(Figure dataset records)
[start]

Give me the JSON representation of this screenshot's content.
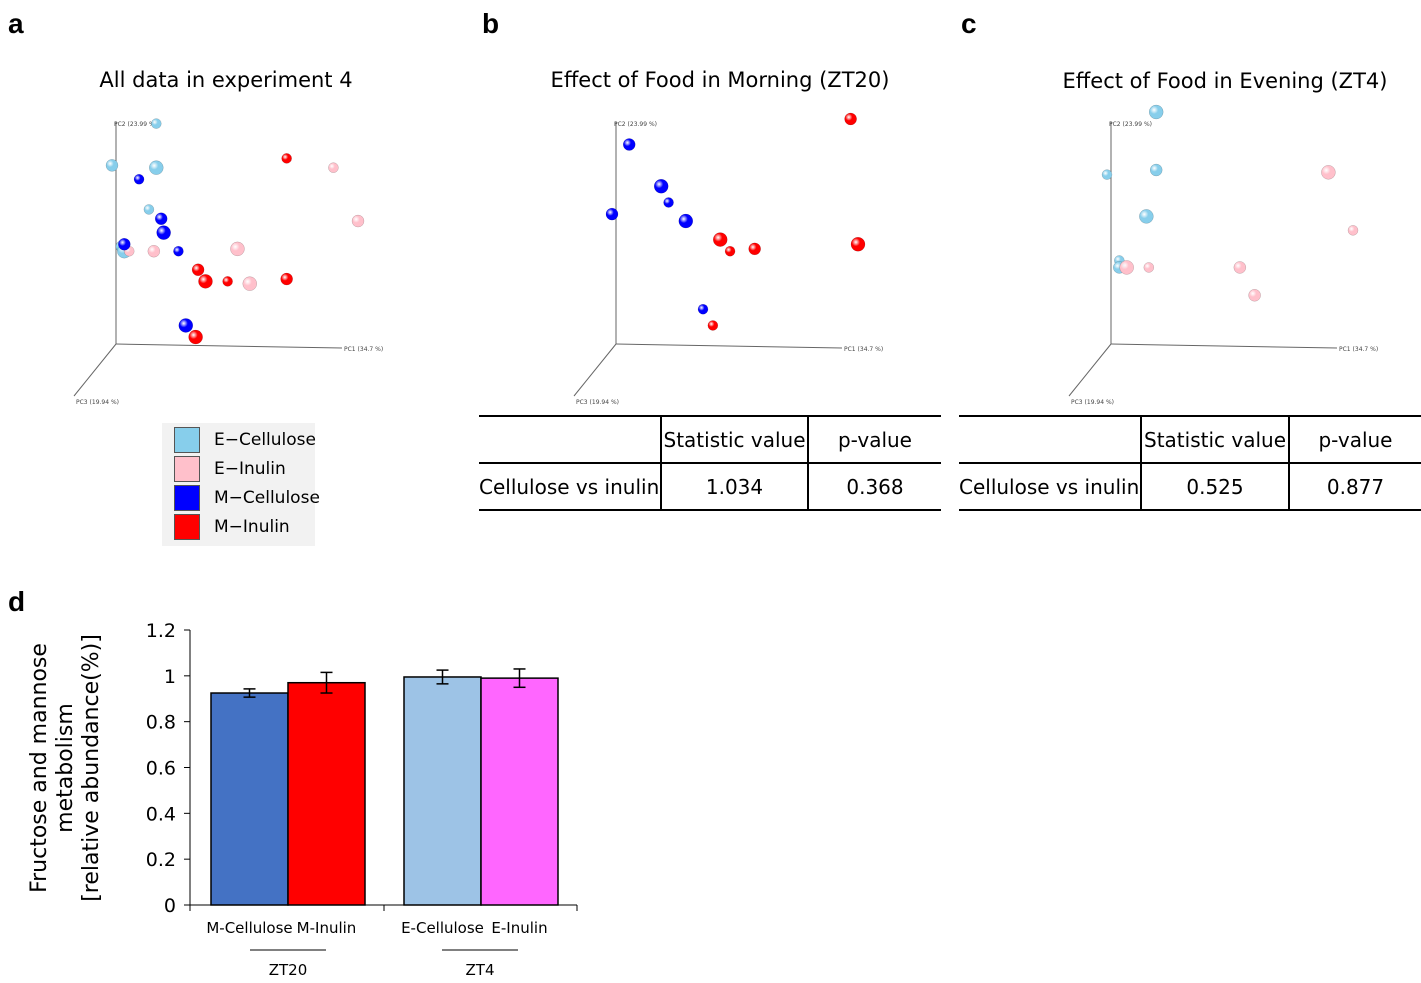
{
  "panels": {
    "a": {
      "letter": "a",
      "title": "All data in experiment 4"
    },
    "b": {
      "letter": "b",
      "title": "Effect of Food in Morning (ZT20)"
    },
    "c": {
      "letter": "c",
      "title": "Effect of Food in Evening (ZT4)"
    },
    "d": {
      "letter": "d"
    }
  },
  "pca_axes": {
    "pc1": "PC1 (34.7 %)",
    "pc2": "PC2 (23.99 %)",
    "pc3": "PC3 (19.94 %)"
  },
  "legend": [
    {
      "label": "E−Cellulose",
      "color": "#87ceeb"
    },
    {
      "label": "E−Inulin",
      "color": "#ffc0cb"
    },
    {
      "label": "M−Cellulose",
      "color": "#0000ff"
    },
    {
      "label": "M−Inulin",
      "color": "#ff0000"
    }
  ],
  "tables": {
    "b": {
      "headers": [
        "",
        "Statistic value",
        "p-value"
      ],
      "row": [
        "Cellulose vs inulin",
        "1.034",
        "0.368"
      ]
    },
    "c": {
      "headers": [
        "",
        "Statistic value",
        "p-value"
      ],
      "row": [
        "Cellulose vs inulin",
        "0.525",
        "0.877"
      ]
    }
  },
  "chart_data": [
    {
      "panel": "a",
      "type": "scatter",
      "title": "All data in experiment 4",
      "projection": "3d-pca",
      "axes": [
        "PC1 (34.7 %)",
        "PC2 (23.99 %)",
        "PC3 (19.94 %)"
      ],
      "series": [
        {
          "name": "E−Cellulose",
          "color": "#87ceeb",
          "points": [
            [
              0.18,
              0.95
            ],
            [
              0.0,
              0.77
            ],
            [
              0.18,
              0.76
            ],
            [
              0.15,
              0.58
            ],
            [
              0.04,
              0.42
            ],
            [
              0.05,
              0.4
            ]
          ]
        },
        {
          "name": "E−Inulin",
          "color": "#ffc0cb",
          "points": [
            [
              0.9,
              0.76
            ],
            [
              1.0,
              0.53
            ],
            [
              0.51,
              0.41
            ],
            [
              0.07,
              0.4
            ],
            [
              0.17,
              0.4
            ],
            [
              0.56,
              0.26
            ]
          ]
        },
        {
          "name": "M−Cellulose",
          "color": "#0000ff",
          "points": [
            [
              0.11,
              0.71
            ],
            [
              0.2,
              0.54
            ],
            [
              0.21,
              0.48
            ],
            [
              0.27,
              0.4
            ],
            [
              0.05,
              0.43
            ],
            [
              0.3,
              0.08
            ]
          ]
        },
        {
          "name": "M−Inulin",
          "color": "#ff0000",
          "points": [
            [
              0.71,
              0.8
            ],
            [
              0.35,
              0.32
            ],
            [
              0.38,
              0.27
            ],
            [
              0.47,
              0.27
            ],
            [
              0.71,
              0.28
            ],
            [
              0.34,
              0.03
            ]
          ]
        }
      ]
    },
    {
      "panel": "b",
      "type": "scatter",
      "title": "Effect of Food in Morning (ZT20)",
      "projection": "3d-pca",
      "axes": [
        "PC1 (34.7 %)",
        "PC2 (23.99 %)",
        "PC3 (19.94 %)"
      ],
      "series": [
        {
          "name": "M−Cellulose",
          "color": "#0000ff",
          "points": [
            [
              0.07,
              0.86
            ],
            [
              0.2,
              0.68
            ],
            [
              0.23,
              0.61
            ],
            [
              0.0,
              0.56
            ],
            [
              0.3,
              0.53
            ],
            [
              0.37,
              0.15
            ]
          ]
        },
        {
          "name": "M−Inulin",
          "color": "#ff0000",
          "points": [
            [
              0.97,
              0.97
            ],
            [
              0.44,
              0.45
            ],
            [
              0.48,
              0.4
            ],
            [
              0.58,
              0.41
            ],
            [
              1.0,
              0.43
            ],
            [
              0.41,
              0.08
            ]
          ]
        }
      ]
    },
    {
      "panel": "c",
      "type": "scatter",
      "title": "Effect of Food in Evening (ZT4)",
      "projection": "3d-pca",
      "axes": [
        "PC1 (34.7 %)",
        "PC2 (23.99 %)",
        "PC3 (19.94 %)"
      ],
      "series": [
        {
          "name": "E−Cellulose",
          "color": "#87ceeb",
          "points": [
            [
              0.2,
              1.0
            ],
            [
              0.0,
              0.73
            ],
            [
              0.2,
              0.75
            ],
            [
              0.16,
              0.55
            ],
            [
              0.05,
              0.36
            ],
            [
              0.05,
              0.33
            ]
          ]
        },
        {
          "name": "E−Inulin",
          "color": "#ffc0cb",
          "points": [
            [
              0.9,
              0.74
            ],
            [
              1.0,
              0.49
            ],
            [
              0.54,
              0.33
            ],
            [
              0.08,
              0.33
            ],
            [
              0.17,
              0.33
            ],
            [
              0.6,
              0.21
            ]
          ]
        }
      ]
    },
    {
      "panel": "d",
      "type": "bar",
      "categories": [
        "M-Cellulose",
        "M-Inulin",
        "E-Cellulose",
        "E-Inulin"
      ],
      "groups": [
        {
          "label": "ZT20",
          "members": [
            "M-Cellulose",
            "M-Inulin"
          ]
        },
        {
          "label": "ZT4",
          "members": [
            "E-Cellulose",
            "E-Inulin"
          ]
        }
      ],
      "values": [
        0.925,
        0.97,
        0.995,
        0.99
      ],
      "errors": [
        0.018,
        0.045,
        0.03,
        0.04
      ],
      "colors": [
        "#4472c4",
        "#ff0000",
        "#9dc3e6",
        "#ff66ff"
      ],
      "ylabel_lines": [
        "Fructose and mannose",
        "metabolism",
        "[relative abundance(%)]"
      ],
      "ylim": [
        0,
        1.2
      ],
      "yticks": [
        "0",
        "0.2",
        "0.4",
        "0.6",
        "0.8",
        "1",
        "1.2"
      ]
    }
  ]
}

[end]

# The problem
The entries above should be reproduced exactly, without their pictures.

# Final answer
Give me the JSON representation of this screenshot's content.
{
  "panels": {
    "a": {
      "letter": "a",
      "title": "All data in experiment 4"
    },
    "b": {
      "letter": "b",
      "title": "Effect of Food in Morning (ZT20)"
    },
    "c": {
      "letter": "c",
      "title": "Effect of Food in Evening (ZT4)"
    },
    "d": {
      "letter": "d"
    }
  },
  "pca_axes": {
    "pc1": "PC1 (34.7 %)",
    "pc2": "PC2 (23.99 %)",
    "pc3": "PC3 (19.94 %)"
  },
  "legend": [
    {
      "label": "E−Cellulose",
      "color": "#87ceeb"
    },
    {
      "label": "E−Inulin",
      "color": "#ffc0cb"
    },
    {
      "label": "M−Cellulose",
      "color": "#0000ff"
    },
    {
      "label": "M−Inulin",
      "color": "#ff0000"
    }
  ],
  "tables": {
    "b": {
      "headers": [
        "",
        "Statistic value",
        "p-value"
      ],
      "row": [
        "Cellulose vs inulin",
        "1.034",
        "0.368"
      ]
    },
    "c": {
      "headers": [
        "",
        "Statistic value",
        "p-value"
      ],
      "row": [
        "Cellulose vs inulin",
        "0.525",
        "0.877"
      ]
    }
  },
  "chart_data": [
    {
      "panel": "a",
      "type": "scatter",
      "title": "All data in experiment 4",
      "projection": "3d-pca",
      "axes": [
        "PC1 (34.7 %)",
        "PC2 (23.99 %)",
        "PC3 (19.94 %)"
      ],
      "series": [
        {
          "name": "E−Cellulose",
          "color": "#87ceeb",
          "points": [
            [
              0.18,
              0.95
            ],
            [
              0.0,
              0.77
            ],
            [
              0.18,
              0.76
            ],
            [
              0.15,
              0.58
            ],
            [
              0.04,
              0.42
            ],
            [
              0.05,
              0.4
            ]
          ]
        },
        {
          "name": "E−Inulin",
          "color": "#ffc0cb",
          "points": [
            [
              0.9,
              0.76
            ],
            [
              1.0,
              0.53
            ],
            [
              0.51,
              0.41
            ],
            [
              0.07,
              0.4
            ],
            [
              0.17,
              0.4
            ],
            [
              0.56,
              0.26
            ]
          ]
        },
        {
          "name": "M−Cellulose",
          "color": "#0000ff",
          "points": [
            [
              0.11,
              0.71
            ],
            [
              0.2,
              0.54
            ],
            [
              0.21,
              0.48
            ],
            [
              0.27,
              0.4
            ],
            [
              0.05,
              0.43
            ],
            [
              0.3,
              0.08
            ]
          ]
        },
        {
          "name": "M−Inulin",
          "color": "#ff0000",
          "points": [
            [
              0.71,
              0.8
            ],
            [
              0.35,
              0.32
            ],
            [
              0.38,
              0.27
            ],
            [
              0.47,
              0.27
            ],
            [
              0.71,
              0.28
            ],
            [
              0.34,
              0.03
            ]
          ]
        }
      ]
    },
    {
      "panel": "b",
      "type": "scatter",
      "title": "Effect of Food in Morning (ZT20)",
      "projection": "3d-pca",
      "axes": [
        "PC1 (34.7 %)",
        "PC2 (23.99 %)",
        "PC3 (19.94 %)"
      ],
      "series": [
        {
          "name": "M−Cellulose",
          "color": "#0000ff",
          "points": [
            [
              0.07,
              0.86
            ],
            [
              0.2,
              0.68
            ],
            [
              0.23,
              0.61
            ],
            [
              0.0,
              0.56
            ],
            [
              0.3,
              0.53
            ],
            [
              0.37,
              0.15
            ]
          ]
        },
        {
          "name": "M−Inulin",
          "color": "#ff0000",
          "points": [
            [
              0.97,
              0.97
            ],
            [
              0.44,
              0.45
            ],
            [
              0.48,
              0.4
            ],
            [
              0.58,
              0.41
            ],
            [
              1.0,
              0.43
            ],
            [
              0.41,
              0.08
            ]
          ]
        }
      ]
    },
    {
      "panel": "c",
      "type": "scatter",
      "title": "Effect of Food in Evening (ZT4)",
      "projection": "3d-pca",
      "axes": [
        "PC1 (34.7 %)",
        "PC2 (23.99 %)",
        "PC3 (19.94 %)"
      ],
      "series": [
        {
          "name": "E−Cellulose",
          "color": "#87ceeb",
          "points": [
            [
              0.2,
              1.0
            ],
            [
              0.0,
              0.73
            ],
            [
              0.2,
              0.75
            ],
            [
              0.16,
              0.55
            ],
            [
              0.05,
              0.36
            ],
            [
              0.05,
              0.33
            ]
          ]
        },
        {
          "name": "E−Inulin",
          "color": "#ffc0cb",
          "points": [
            [
              0.9,
              0.74
            ],
            [
              1.0,
              0.49
            ],
            [
              0.54,
              0.33
            ],
            [
              0.08,
              0.33
            ],
            [
              0.17,
              0.33
            ],
            [
              0.6,
              0.21
            ]
          ]
        }
      ]
    },
    {
      "panel": "d",
      "type": "bar",
      "categories": [
        "M-Cellulose",
        "M-Inulin",
        "E-Cellulose",
        "E-Inulin"
      ],
      "groups": [
        {
          "label": "ZT20",
          "members": [
            "M-Cellulose",
            "M-Inulin"
          ]
        },
        {
          "label": "ZT4",
          "members": [
            "E-Cellulose",
            "E-Inulin"
          ]
        }
      ],
      "values": [
        0.925,
        0.97,
        0.995,
        0.99
      ],
      "errors": [
        0.018,
        0.045,
        0.03,
        0.04
      ],
      "colors": [
        "#4472c4",
        "#ff0000",
        "#9dc3e6",
        "#ff66ff"
      ],
      "ylabel_lines": [
        "Fructose and mannose",
        "metabolism",
        "[relative abundance(%)]"
      ],
      "ylim": [
        0,
        1.2
      ],
      "yticks": [
        "0",
        "0.2",
        "0.4",
        "0.6",
        "0.8",
        "1",
        "1.2"
      ]
    }
  ]
}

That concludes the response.